Locate each line holding the string "color" and copy it.

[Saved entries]

▼▼▼

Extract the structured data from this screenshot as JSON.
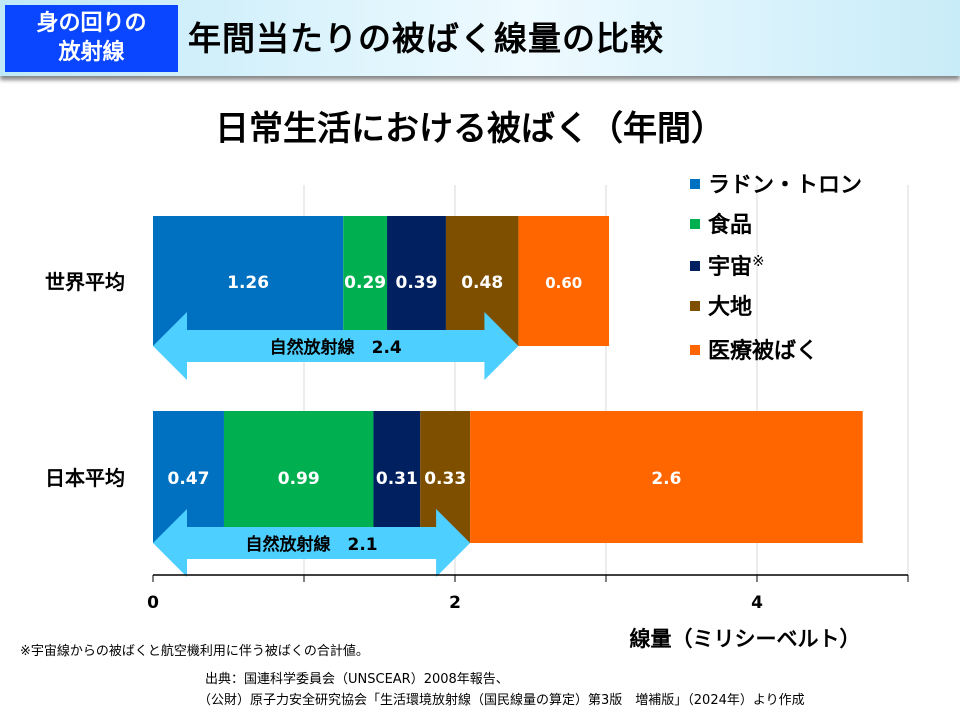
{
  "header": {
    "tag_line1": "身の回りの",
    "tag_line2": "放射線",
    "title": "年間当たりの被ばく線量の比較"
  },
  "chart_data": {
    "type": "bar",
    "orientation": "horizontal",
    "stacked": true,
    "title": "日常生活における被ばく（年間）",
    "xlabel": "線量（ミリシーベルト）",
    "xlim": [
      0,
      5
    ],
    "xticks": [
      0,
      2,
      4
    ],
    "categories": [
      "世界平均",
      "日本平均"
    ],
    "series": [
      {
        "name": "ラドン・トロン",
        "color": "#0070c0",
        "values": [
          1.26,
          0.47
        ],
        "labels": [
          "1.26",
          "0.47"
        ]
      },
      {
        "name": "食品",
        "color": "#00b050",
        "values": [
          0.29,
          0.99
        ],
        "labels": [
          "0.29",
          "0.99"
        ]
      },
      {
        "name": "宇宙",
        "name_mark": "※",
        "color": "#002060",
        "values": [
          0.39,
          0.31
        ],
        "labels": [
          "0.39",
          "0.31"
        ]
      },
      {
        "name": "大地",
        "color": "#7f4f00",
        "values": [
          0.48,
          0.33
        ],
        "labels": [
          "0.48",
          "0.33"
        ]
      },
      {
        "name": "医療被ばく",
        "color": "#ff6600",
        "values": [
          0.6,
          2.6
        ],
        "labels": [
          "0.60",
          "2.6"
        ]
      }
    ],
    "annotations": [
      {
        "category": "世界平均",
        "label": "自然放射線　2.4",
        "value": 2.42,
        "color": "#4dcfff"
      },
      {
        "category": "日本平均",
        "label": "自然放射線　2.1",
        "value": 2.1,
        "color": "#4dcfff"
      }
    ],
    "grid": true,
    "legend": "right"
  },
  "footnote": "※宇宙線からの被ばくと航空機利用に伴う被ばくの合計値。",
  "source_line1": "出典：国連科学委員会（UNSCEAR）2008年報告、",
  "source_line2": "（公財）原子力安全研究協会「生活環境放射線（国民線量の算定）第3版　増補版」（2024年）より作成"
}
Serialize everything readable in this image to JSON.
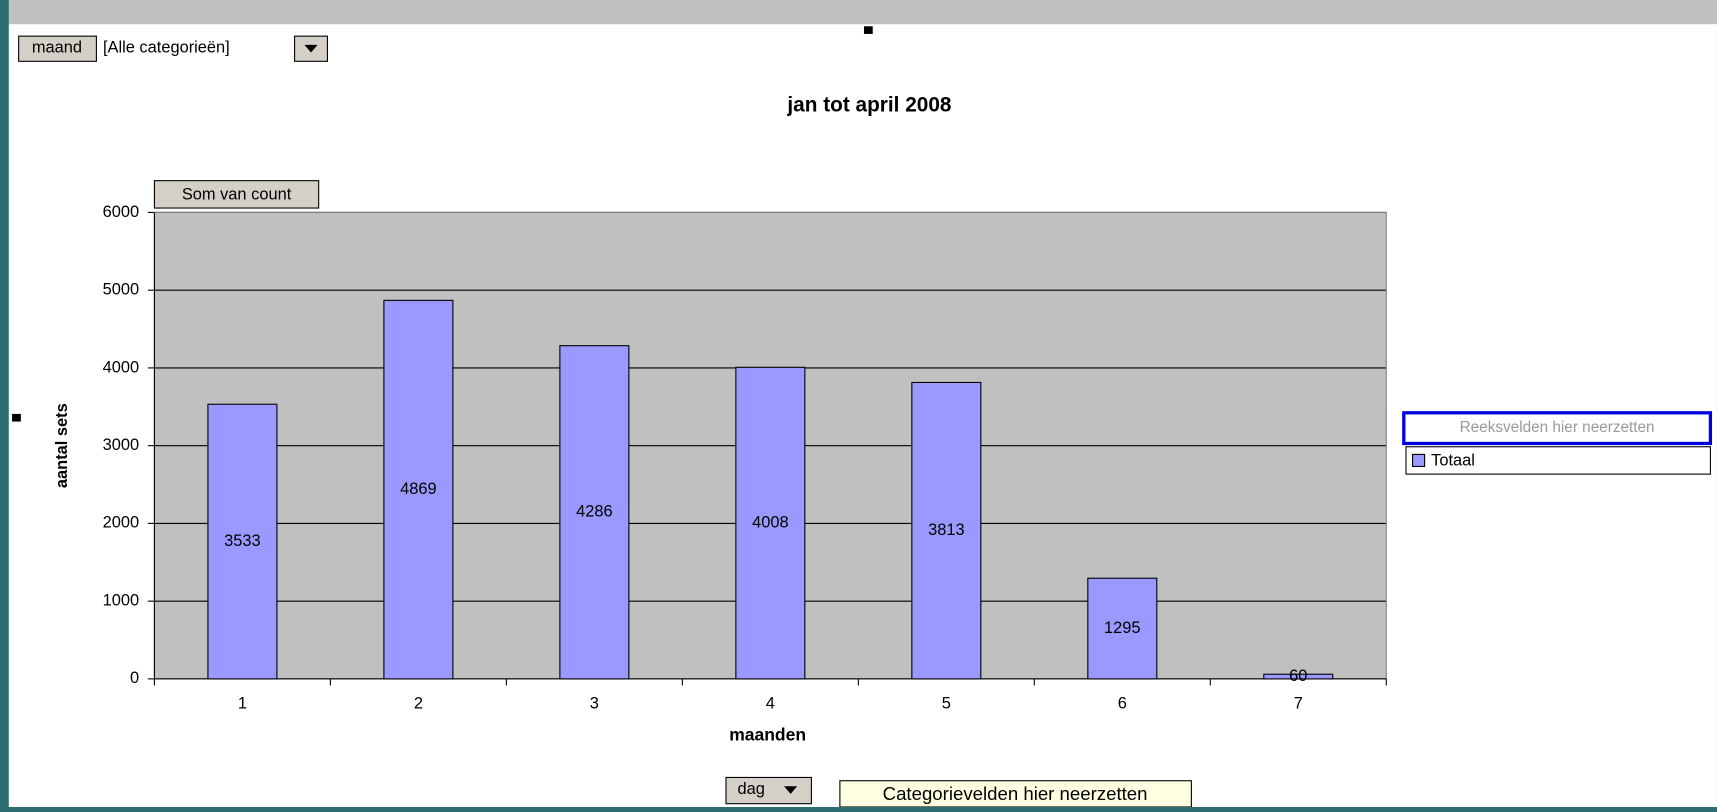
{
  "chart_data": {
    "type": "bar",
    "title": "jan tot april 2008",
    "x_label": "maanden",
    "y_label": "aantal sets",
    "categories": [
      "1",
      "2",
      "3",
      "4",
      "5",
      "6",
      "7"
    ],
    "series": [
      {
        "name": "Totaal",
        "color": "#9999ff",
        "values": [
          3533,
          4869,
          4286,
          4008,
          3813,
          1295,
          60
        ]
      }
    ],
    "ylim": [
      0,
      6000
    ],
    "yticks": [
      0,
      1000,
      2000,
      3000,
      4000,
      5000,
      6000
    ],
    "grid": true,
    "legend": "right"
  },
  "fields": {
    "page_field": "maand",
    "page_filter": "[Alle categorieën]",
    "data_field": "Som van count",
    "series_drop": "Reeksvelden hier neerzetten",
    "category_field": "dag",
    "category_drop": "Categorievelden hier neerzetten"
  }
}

▲▲▲

**Solution for this problem**:
        "color": "#0070c0",
        "color": "#00b050",
        "color": "#002060",
        "color": "#7f4f00",
        "color": "#ff6600",
        "color": "#4dcfff"
        "color": "#4dcfff"
        "color": "#9999ff",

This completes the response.